Written task | Give the number of lines in the data that contain "Kirkwood", and nothing more.

Data entries |
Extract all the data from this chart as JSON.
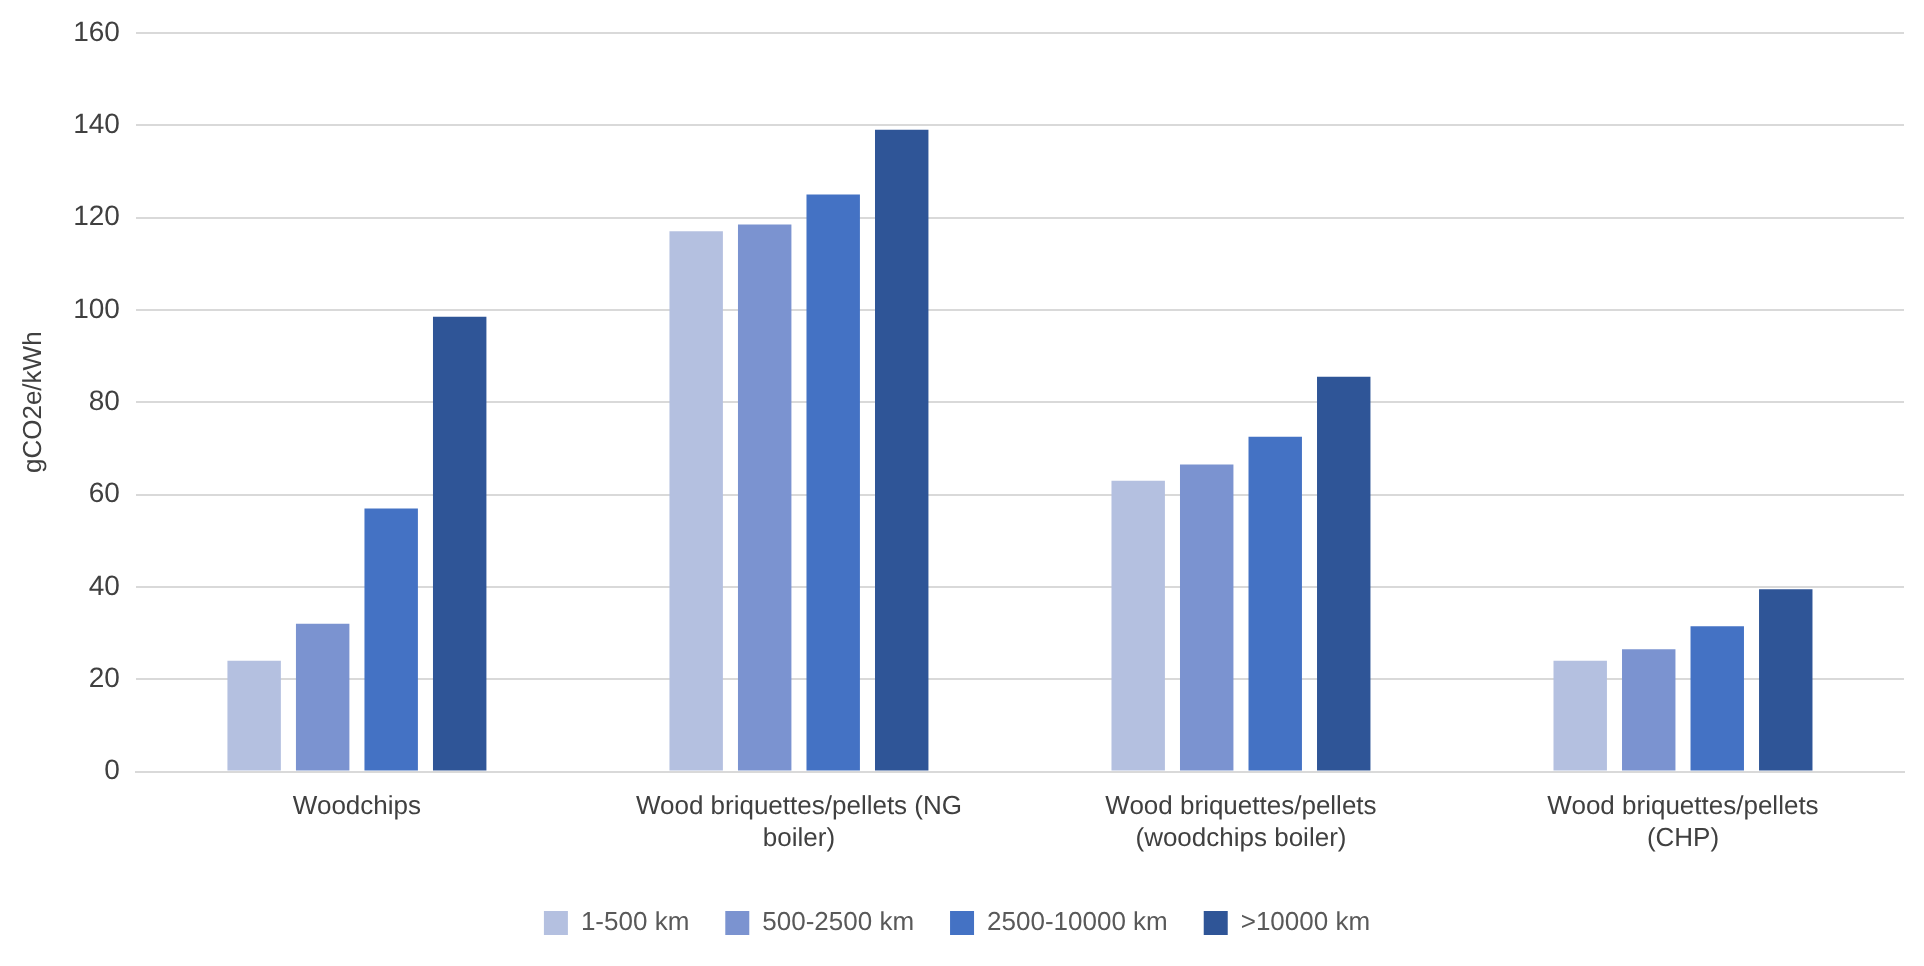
{
  "chart_data": {
    "type": "bar",
    "ylabel": "gCO2e/kWh",
    "categories": [
      "Woodchips",
      "Wood briquettes/pellets (NG boiler)",
      "Wood briquettes/pellets (woodchips boiler)",
      "Wood briquettes/pellets (CHP)"
    ],
    "series": [
      {
        "name": "1-500 km",
        "color": "#b4c0e0",
        "values": [
          24,
          117,
          63,
          24
        ]
      },
      {
        "name": "500-2500 km",
        "color": "#7b93d0",
        "values": [
          32,
          118.5,
          66.5,
          26.5
        ]
      },
      {
        "name": "2500-10000 km",
        "color": "#4472c4",
        "values": [
          57,
          125,
          72.5,
          31.5
        ]
      },
      {
        "name": ">10000 km",
        "color": "#2f5597",
        "values": [
          98.5,
          139,
          85.5,
          39.5
        ]
      }
    ],
    "ylim": [
      0,
      160
    ],
    "yticks": [
      0,
      20,
      40,
      60,
      80,
      100,
      120,
      140,
      160
    ],
    "grid": "y",
    "legend": "bottom"
  }
}
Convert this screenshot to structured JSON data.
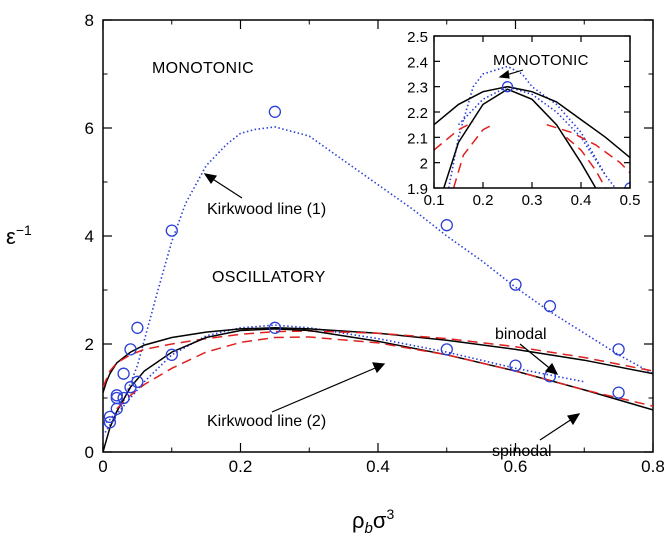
{
  "chart_data": [
    {
      "type": "line",
      "xlabel": "ρbσ3",
      "ylabel": "ε−1",
      "xlim": [
        0,
        0.8
      ],
      "ylim": [
        0,
        8
      ],
      "xticks": [
        "0",
        "0.2",
        "0.4",
        "0.6",
        "0.8"
      ],
      "yticks": [
        "0",
        "2",
        "4",
        "6",
        "8"
      ],
      "grid": false,
      "region_labels": [
        "MONOTONIC",
        "OSCILLATORY"
      ],
      "annotations": [
        "Kirkwood line (1)",
        "Kirkwood line (2)",
        "binodal",
        "spinodal"
      ],
      "series": [
        {
          "name": "Kirkwood line (1)",
          "style": "dotted",
          "color": "#2b3fd6",
          "x": [
            0,
            0.01,
            0.02,
            0.03,
            0.05,
            0.08,
            0.1,
            0.12,
            0.15,
            0.18,
            0.2,
            0.22,
            0.25,
            0.3,
            0.35,
            0.4,
            0.45,
            0.5,
            0.55,
            0.6,
            0.65,
            0.7,
            0.75,
            0.8
          ],
          "y": [
            0.5,
            0.6,
            0.75,
            0.95,
            1.6,
            3.0,
            3.9,
            4.6,
            5.3,
            5.7,
            5.9,
            5.97,
            6.02,
            5.85,
            5.4,
            4.95,
            4.5,
            4.0,
            3.55,
            3.05,
            2.6,
            2.2,
            1.8,
            1.45
          ]
        },
        {
          "name": "Kirkwood line (2)",
          "style": "dotted",
          "color": "#2b3fd6",
          "x": [
            0,
            0.01,
            0.02,
            0.03,
            0.04,
            0.06,
            0.08,
            0.1,
            0.15,
            0.2,
            0.25,
            0.3,
            0.35,
            0.4,
            0.5,
            0.6,
            0.7
          ],
          "y": [
            0.3,
            0.5,
            0.7,
            0.85,
            1.0,
            1.3,
            1.55,
            1.8,
            2.15,
            2.3,
            2.35,
            2.3,
            2.2,
            2.1,
            1.85,
            1.55,
            1.3
          ]
        },
        {
          "name": "binodal",
          "style": "solid",
          "color": "#000000",
          "x": [
            0,
            0.005,
            0.01,
            0.02,
            0.04,
            0.06,
            0.1,
            0.15,
            0.2,
            0.25,
            0.3,
            0.4,
            0.5,
            0.6,
            0.7,
            0.8
          ],
          "y": [
            1.1,
            1.3,
            1.45,
            1.65,
            1.85,
            1.98,
            2.12,
            2.22,
            2.28,
            2.3,
            2.28,
            2.2,
            2.07,
            1.9,
            1.7,
            1.45
          ]
        },
        {
          "name": "binodal (dashed)",
          "style": "dashed",
          "color": "#e02020",
          "x": [
            0,
            0.005,
            0.01,
            0.02,
            0.04,
            0.06,
            0.1,
            0.15,
            0.2,
            0.25,
            0.3,
            0.4,
            0.5,
            0.6,
            0.7,
            0.8
          ],
          "y": [
            1.2,
            1.35,
            1.5,
            1.65,
            1.8,
            1.9,
            2.0,
            2.1,
            2.18,
            2.23,
            2.24,
            2.2,
            2.1,
            1.95,
            1.75,
            1.5
          ]
        },
        {
          "name": "spinodal",
          "style": "solid",
          "color": "#000000",
          "x": [
            0,
            0.01,
            0.02,
            0.04,
            0.06,
            0.1,
            0.15,
            0.2,
            0.25,
            0.3,
            0.4,
            0.5,
            0.6,
            0.7,
            0.8
          ],
          "y": [
            0,
            0.45,
            0.75,
            1.2,
            1.5,
            1.85,
            2.12,
            2.25,
            2.28,
            2.25,
            2.05,
            1.8,
            1.5,
            1.15,
            0.78
          ]
        },
        {
          "name": "spinodal (dashed)",
          "style": "dashed",
          "color": "#e02020",
          "x": [
            0.02,
            0.04,
            0.06,
            0.1,
            0.15,
            0.2,
            0.25,
            0.3,
            0.4,
            0.5,
            0.6,
            0.7,
            0.8
          ],
          "y": [
            0.8,
            1.05,
            1.25,
            1.55,
            1.85,
            2.03,
            2.12,
            2.13,
            2.02,
            1.8,
            1.5,
            1.15,
            0.85
          ]
        },
        {
          "name": "simulation points",
          "style": "markers",
          "marker": "open-circle",
          "color": "#2b3fd6",
          "x": [
            0.01,
            0.01,
            0.02,
            0.02,
            0.02,
            0.03,
            0.03,
            0.04,
            0.04,
            0.05,
            0.05,
            0.1,
            0.1,
            0.25,
            0.25,
            0.5,
            0.5,
            0.6,
            0.6,
            0.65,
            0.65,
            0.75,
            0.75
          ],
          "y": [
            0.55,
            0.65,
            0.8,
            1.05,
            1.0,
            1.45,
            1.0,
            1.9,
            1.2,
            2.3,
            1.3,
            4.1,
            1.8,
            6.3,
            2.3,
            4.2,
            1.9,
            3.1,
            1.6,
            2.7,
            1.4,
            1.9,
            1.1
          ]
        }
      ]
    },
    {
      "type": "line",
      "xlim": [
        0.1,
        0.5
      ],
      "ylim": [
        1.9,
        2.5
      ],
      "xticks": [
        "0.1",
        "0.2",
        "0.3",
        "0.4",
        "0.5"
      ],
      "yticks": [
        "1.9",
        "2",
        "2.1",
        "2.2",
        "2.3",
        "2.4",
        "2.5"
      ],
      "region_labels": [
        "MONOTONIC"
      ],
      "series": [
        {
          "name": "Kirkwood (1)",
          "style": "dotted",
          "color": "#2b3fd6",
          "x": [
            0.13,
            0.15,
            0.18,
            0.2,
            0.25,
            0.28,
            0.3,
            0.35,
            0.4,
            0.45
          ],
          "y": [
            1.9,
            2.1,
            2.3,
            2.35,
            2.38,
            2.35,
            2.3,
            2.23,
            2.12,
            1.95
          ]
        },
        {
          "name": "Kirkwood (2)",
          "style": "dotted",
          "color": "#2b3fd6",
          "x": [
            0.15,
            0.2,
            0.25,
            0.3,
            0.35,
            0.4,
            0.45,
            0.47
          ],
          "y": [
            2.15,
            2.25,
            2.3,
            2.27,
            2.2,
            2.1,
            1.95,
            1.9
          ]
        },
        {
          "name": "binodal (outer)",
          "style": "solid",
          "color": "#000000",
          "x": [
            0.1,
            0.15,
            0.2,
            0.25,
            0.3,
            0.35,
            0.4,
            0.45,
            0.5
          ],
          "y": [
            2.15,
            2.23,
            2.28,
            2.3,
            2.28,
            2.24,
            2.17,
            2.1,
            2.02
          ]
        },
        {
          "name": "spinodal (inner)",
          "style": "solid",
          "color": "#000000",
          "x": [
            0.12,
            0.15,
            0.2,
            0.25,
            0.3,
            0.35,
            0.4,
            0.43
          ],
          "y": [
            1.9,
            2.08,
            2.23,
            2.29,
            2.25,
            2.15,
            2.0,
            1.9
          ]
        },
        {
          "name": "binodal (dashed)",
          "style": "dashed",
          "color": "#e02020",
          "x": [
            0.1,
            0.15,
            0.18
          ],
          "y": [
            2.05,
            2.13,
            2.16
          ]
        },
        {
          "name": "binodal (dashed, right)",
          "style": "dashed",
          "color": "#e02020",
          "x": [
            0.33,
            0.38,
            0.43,
            0.48,
            0.5
          ],
          "y": [
            2.15,
            2.12,
            2.07,
            2.0,
            1.96
          ]
        },
        {
          "name": "spinodal (dashed)",
          "style": "dashed",
          "color": "#e02020",
          "x": [
            0.14,
            0.16,
            0.2,
            0.22
          ],
          "y": [
            1.9,
            2.03,
            2.13,
            2.15
          ]
        },
        {
          "name": "spinodal (dashed, right)",
          "style": "dashed",
          "color": "#e02020",
          "x": [
            0.37,
            0.4,
            0.43,
            0.45
          ],
          "y": [
            2.1,
            2.05,
            1.97,
            1.9
          ]
        },
        {
          "name": "simulation points",
          "style": "markers",
          "marker": "open-circle",
          "color": "#2b3fd6",
          "x": [
            0.25,
            0.5
          ],
          "y": [
            2.3,
            1.9
          ]
        }
      ]
    }
  ]
}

Finished task | 6